Within the material below, find each line bearing the word "plus" and present it.

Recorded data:

>>>

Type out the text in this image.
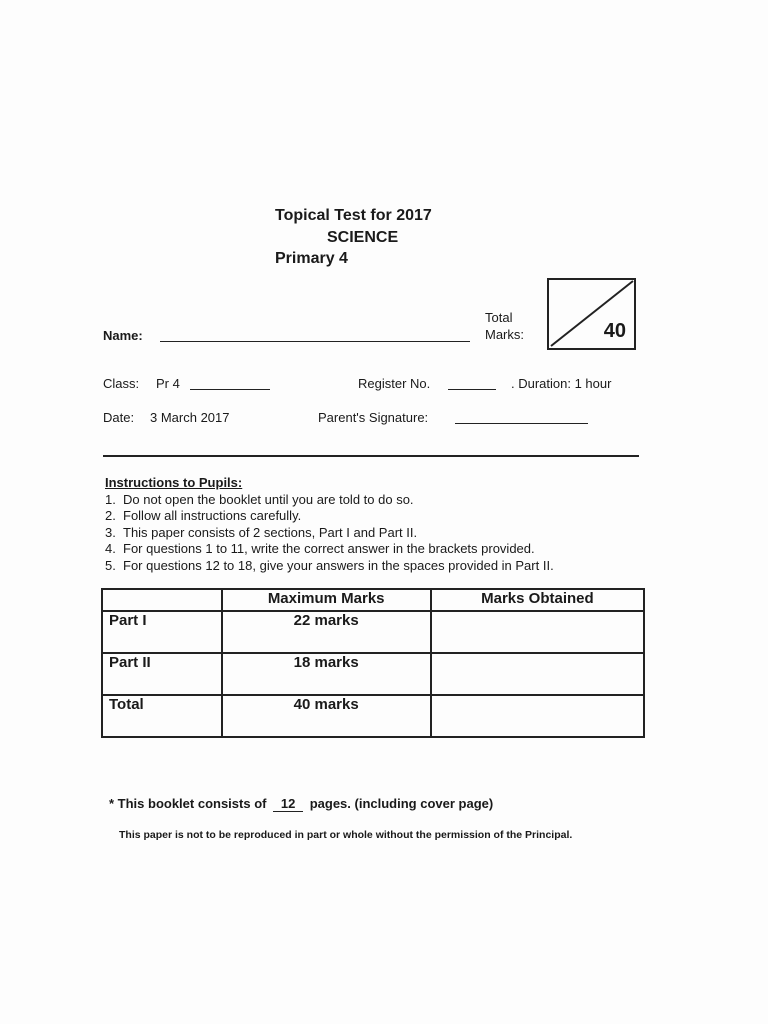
Topical Test for 2017
SCIENCE
Primary 4
Total
Marks:	40
Name:
Class: Pr 4	Register No.	. Duration: 1 hour
Date: 3 March 2017	Parent's Signature:
Instructions to Pupils:
1. Do not open the booklet until you are told to do so.
2. Follow all instructions carefully.
3. This paper consists of 2 sections, Part I and Part II.
4. For questions 1 to 11, write the correct answer in the brackets provided.
5. For questions 12 to 18, give your answers in the spaces provided in Part II.
	Maximum Marks	Marks Obtained
Part I	22 marks	
Part II	18 marks	
Total	40 marks	
* This booklet consists of 12 pages. (including cover page)
This paper is not to be reproduced in part or whole without the permission of the Principal.
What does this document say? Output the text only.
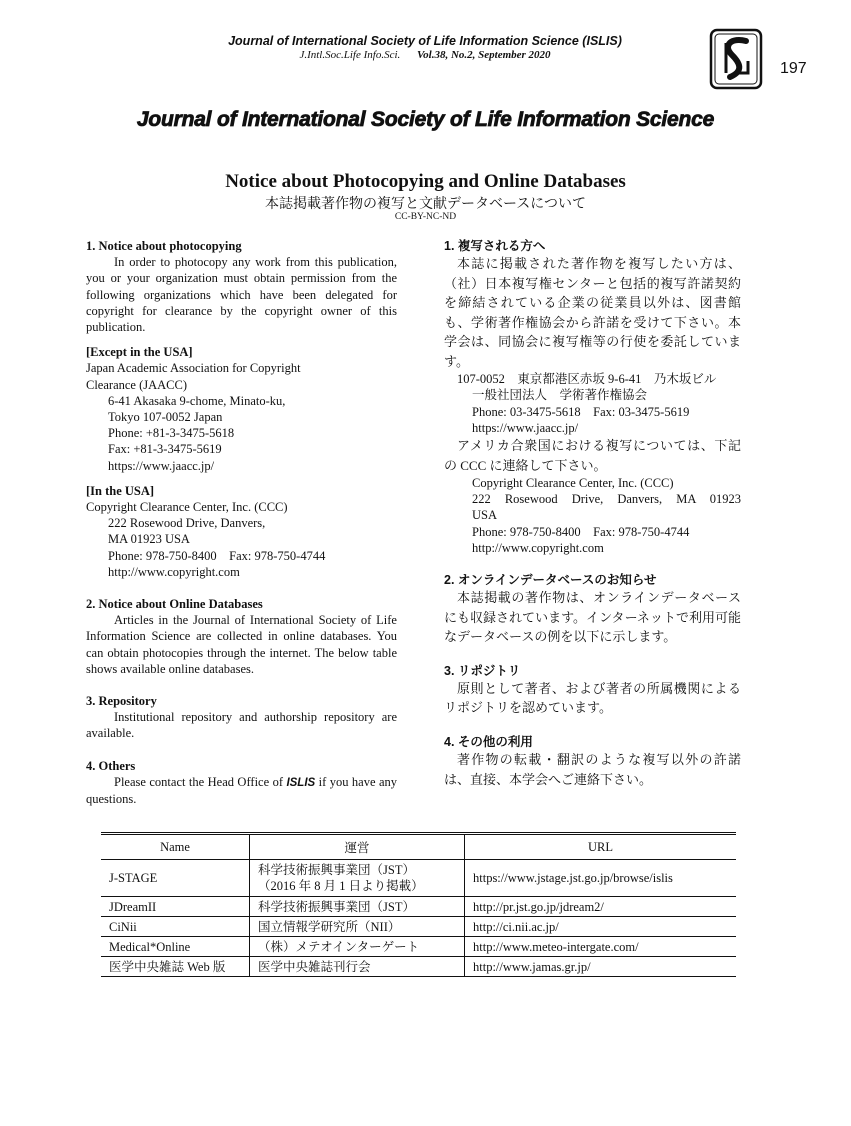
Journal of International Society of Life Information Science (ISLIS)
J.Intl.Soc.Life Info.Sci. Vol.38, No.2, September 2020
197
Journal of International Society of Life Information Science
Notice about Photocopying and Online Databases
本誌掲載著作物の複写と文献データベースについて
CC-BY-NC-ND
1. Notice about photocopying
In order to photocopy any work from this publication, you or your organization must obtain permission from the following organizations which have been delegated for copyright for clearance by the copyright owner of this publication.
[Except in the USA]
Japan Academic Association for Copyright
Clearance (JAACC)
6-41 Akasaka 9-chome, Minato-ku,
Tokyo 107-0052 Japan
Phone: +81-3-3475-5618
Fax: +81-3-3475-5619
https://www.jaacc.jp/
[In the USA]
Copyright Clearance Center, Inc. (CCC)
222 Rosewood Drive, Danvers,
MA 01923 USA
Phone: 978-750-8400　Fax: 978-750-4744
http://www.copyright.com
2. Notice about Online Databases
Articles in the Journal of International Society of Life Information Science are collected in online databases. You can obtain photocopies through the internet. The below table shows available online databases.
3. Repository
Institutional repository and authorship repository are available.
4. Others
Please contact the Head Office of ISLIS if you have any questions.
1. 複写される方へ
本誌に掲載された著作物を複写したい方は、（社）日本複写権センターと包括的複写許諾契約を締結されている企業の従業員以外は、図書館も、学術著作権協会から許諾を受けて下さい。本学会は、同協会に複写権等の行使を委託しています。
107-0052　東京都港区赤坂 9-6-41　乃木坂ビル
一般社団法人　学術著作権協会
Phone: 03-3475-5618　Fax: 03-3475-5619
https://www.jaacc.jp/
アメリカ合衆国における複写については、下記の CCC に連絡して下さい。
Copyright Clearance Center, Inc. (CCC)
222 Rosewood Drive, Danvers, MA 01923
USA
Phone: 978-750-8400　Fax: 978-750-4744
http://www.copyright.com
2. オンラインデータベースのお知らせ
本誌掲載の著作物は、オンラインデータベースにも収録されています。インターネットで利用可能なデータベースの例を以下に示します。
3. リポジトリ
原則として著者、および著者の所属機関によるリポジトリを認めています。
4. その他の利用
著作物の転載・翻訳のような複写以外の許諾は、直接、本学会へご連絡下さい。
Name	運営	URL
J-STAGE	科学技術振興事業団（JST）
（2016 年 8 月 1 日より掲載）	https://www.jstage.jst.go.jp/browse/islis
JDreamII	科学技術振興事業団（JST）	http://pr.jst.go.jp/jdream2/
CiNii	国立情報学研究所（NII）	http://ci.nii.ac.jp/
Medical*Online	（株）メテオインターゲート	http://www.meteo-intergate.com/
医学中央雑誌 Web 版	医学中央雑誌刊行会	http://www.jamas.gr.jp/
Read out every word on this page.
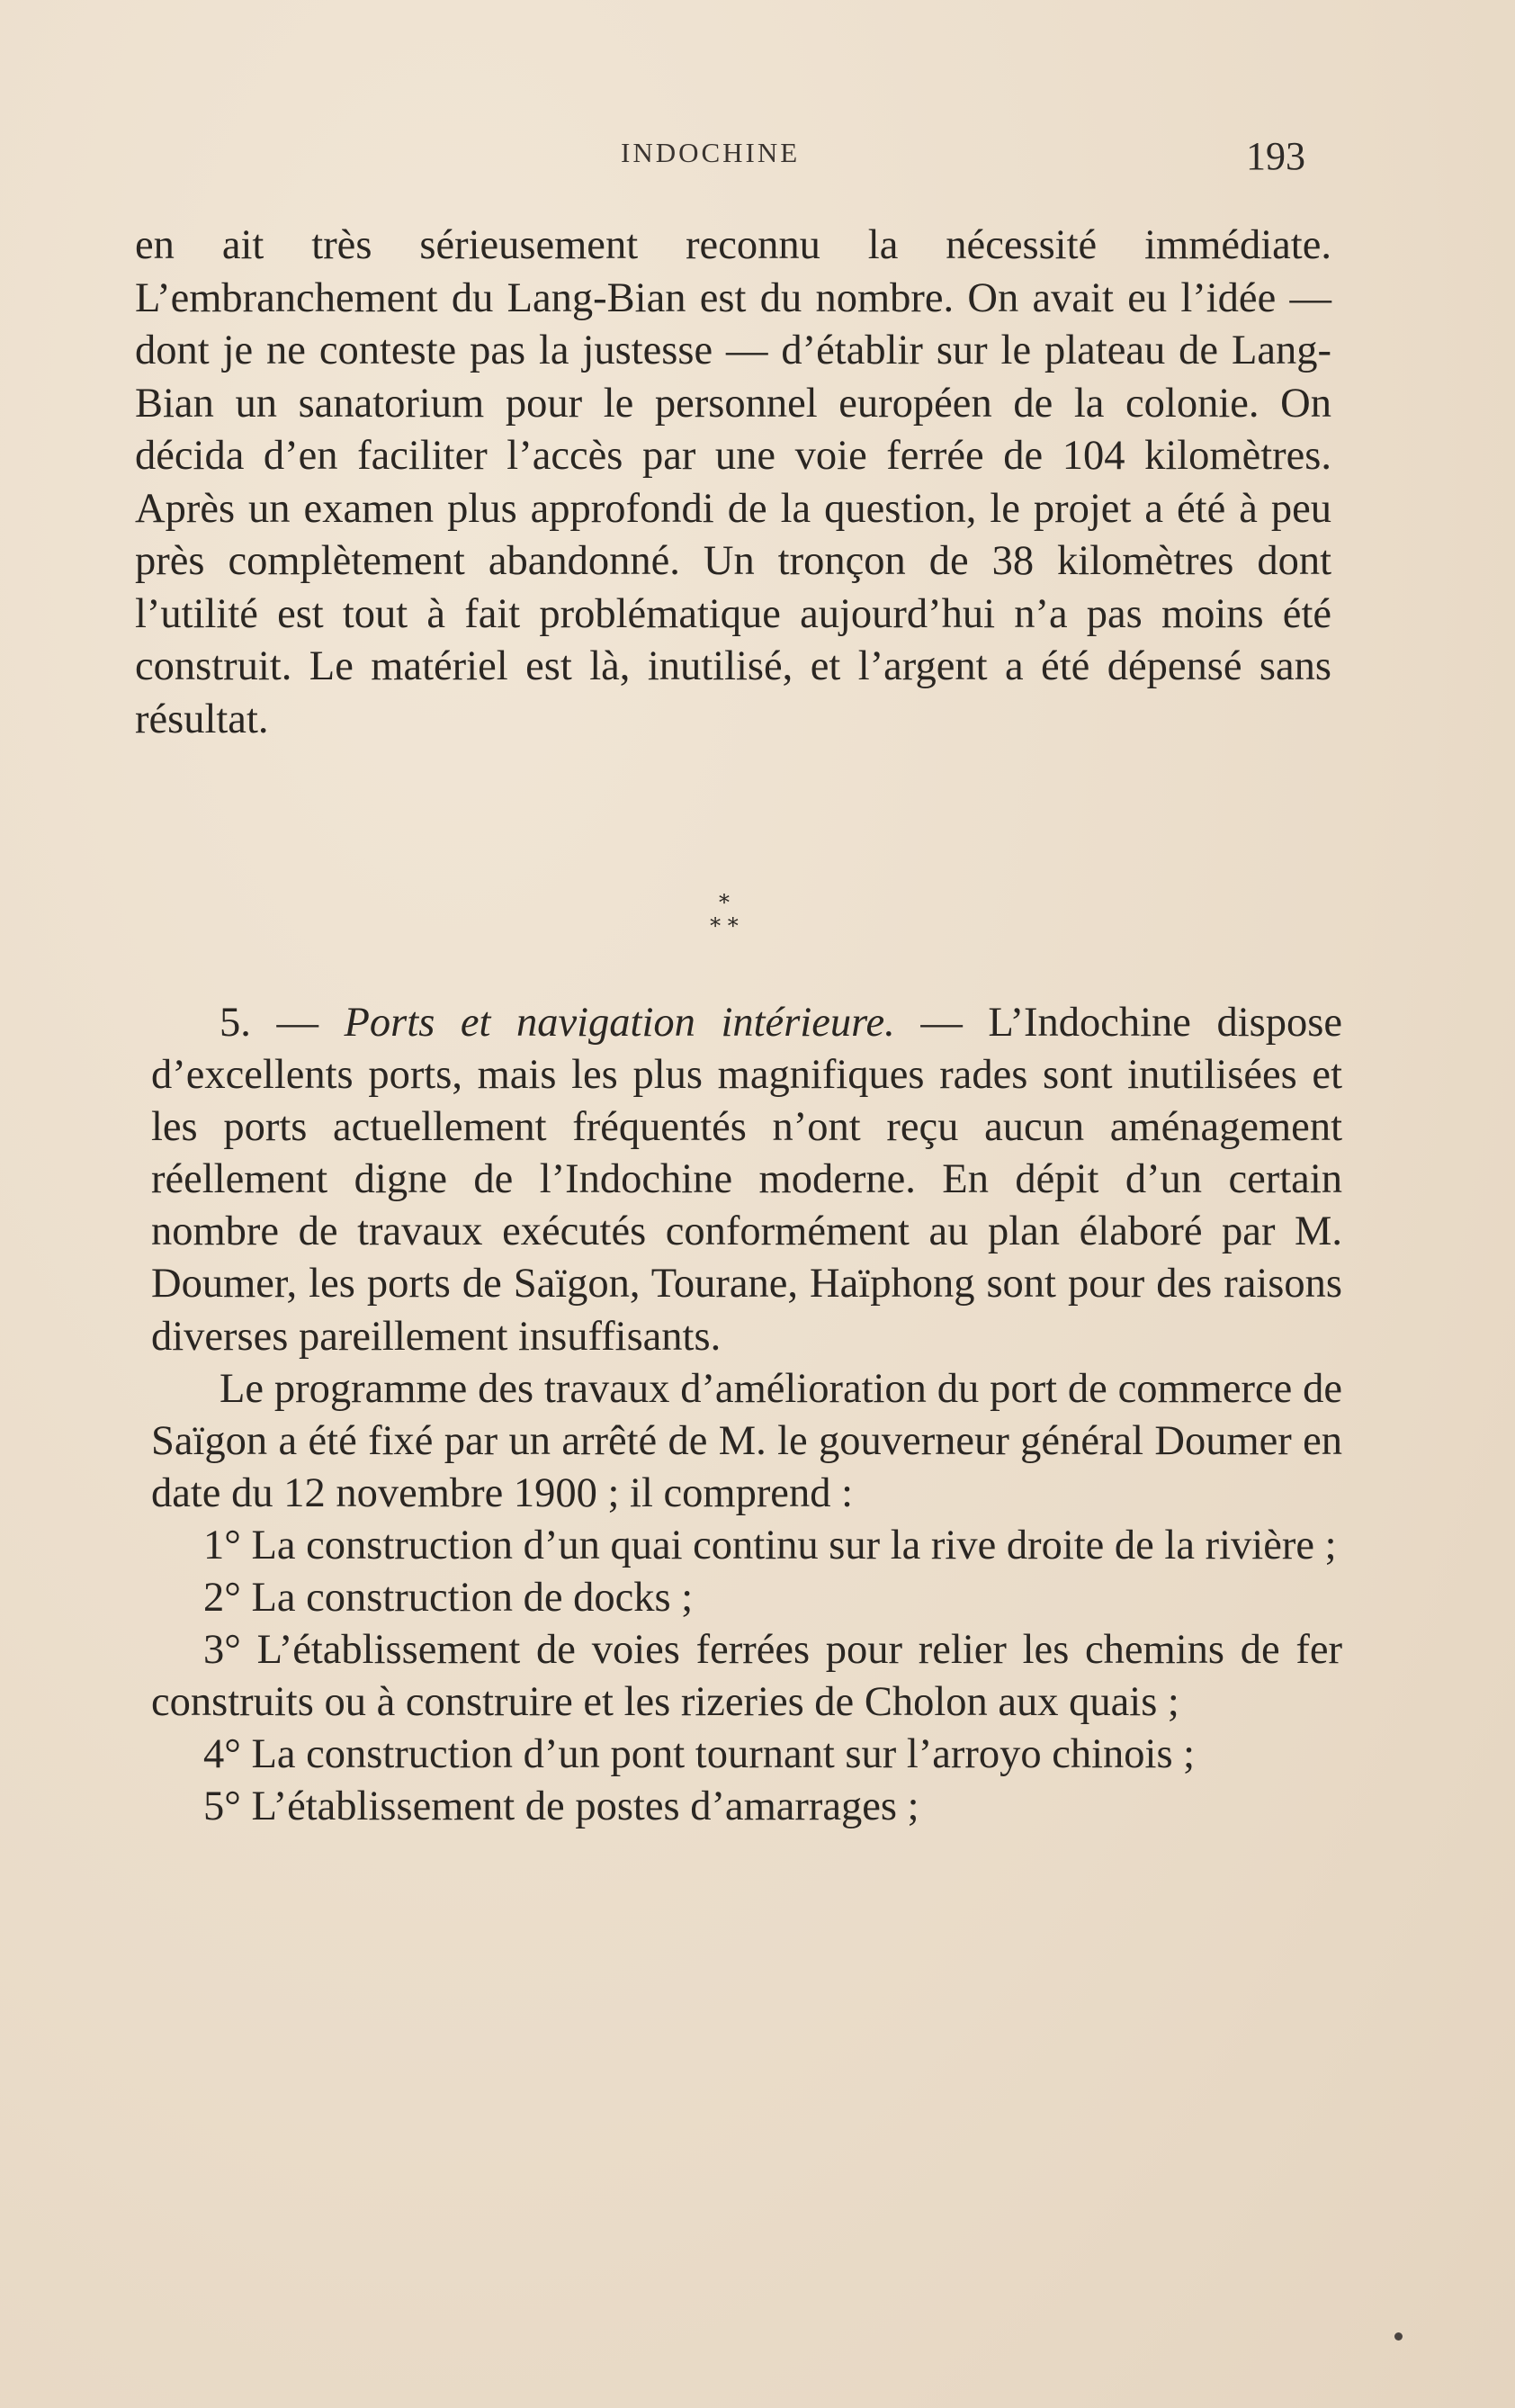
INDOCHINE	193

en ait très sérieusement reconnu la nécessité immédiate. L’embranchement du Lang-Bian est du nombre. On avait eu l’idée — dont je ne conteste pas la justesse — d’établir sur le plateau de Lang-Bian un sanatorium pour le personnel européen de la colonie. On décida d’en faciliter l’accès par une voie ferrée de 104 kilomètres. Après un examen plus approfondi de la question, le projet a été à peu près complètement abandonné. Un tronçon de 38 kilomètres dont l’utilité est tout à fait problématique aujourd’hui n’a pas moins été construit. Le matériel est là, inutilisé, et l’argent a été dépensé sans résultat.

*
* *

5. — Ports et navigation intérieure. — L’Indochine dispose d’excellents ports, mais les plus magnifiques rades sont inutilisées et les ports actuellement fréquentés n’ont reçu aucun aménagement réellement digne de l’Indochine moderne. En dépit d’un certain nombre de travaux exécutés conformément au plan élaboré par M. Doumer, les ports de Saïgon, Tourane, Haïphong sont pour des raisons diverses pareillement insuffisants.

Le programme des travaux d’amélioration du port de commerce de Saïgon a été fixé par un arrêté de M. le gouverneur général Doumer en date du 12 novembre 1900 ; il comprend :

1° La construction d’un quai continu sur la rive droite de la rivière ;

2° La construction de docks ;

3° L’établissement de voies ferrées pour relier les chemins de fer construits ou à construire et les rizeries de Cholon aux quais ;

4° La construction d’un pont tournant sur l’arroyo chinois ;

5° L’établissement de postes d’amarrages ;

<<<

▶ WORKED SOLUTION:
en ait très sérieusement reconnu la nécessité immédiate. L’embranchement du Lang-Bian est du nombre. On avait eu l’idée — dont je ne conteste pas la justesse — d’établir sur le plateau de Lang-Bian un sanatorium pour le personnel européen de la colonie. On décida d’en faciliter l’accès par une voie ferrée de 104 kilomètres. Après un examen plus approfondi de la question, le projet a été à peu près complètement abandonné. Un tronçon de 38 kilomètres dont l’utilité est tout à fait problématique aujourd’hui n’a pas moins été construit. Le matériel est là, inutilisé, et l’argent a été dépensé sans résultat.
5. — Ports et navigation intérieure. — L’Indochine dispose d’excellents ports, mais les plus magnifiques rades sont inutilisées et les ports actuellement fréquentés n’ont reçu aucun aménagement réellement digne de l’Indochine moderne. En dépit d’un certain nombre de travaux exécutés conformément au plan élaboré par M. Doumer, les ports de Saïgon, Tourane, Haïphong sont pour des raisons diverses pareillement insuffisants.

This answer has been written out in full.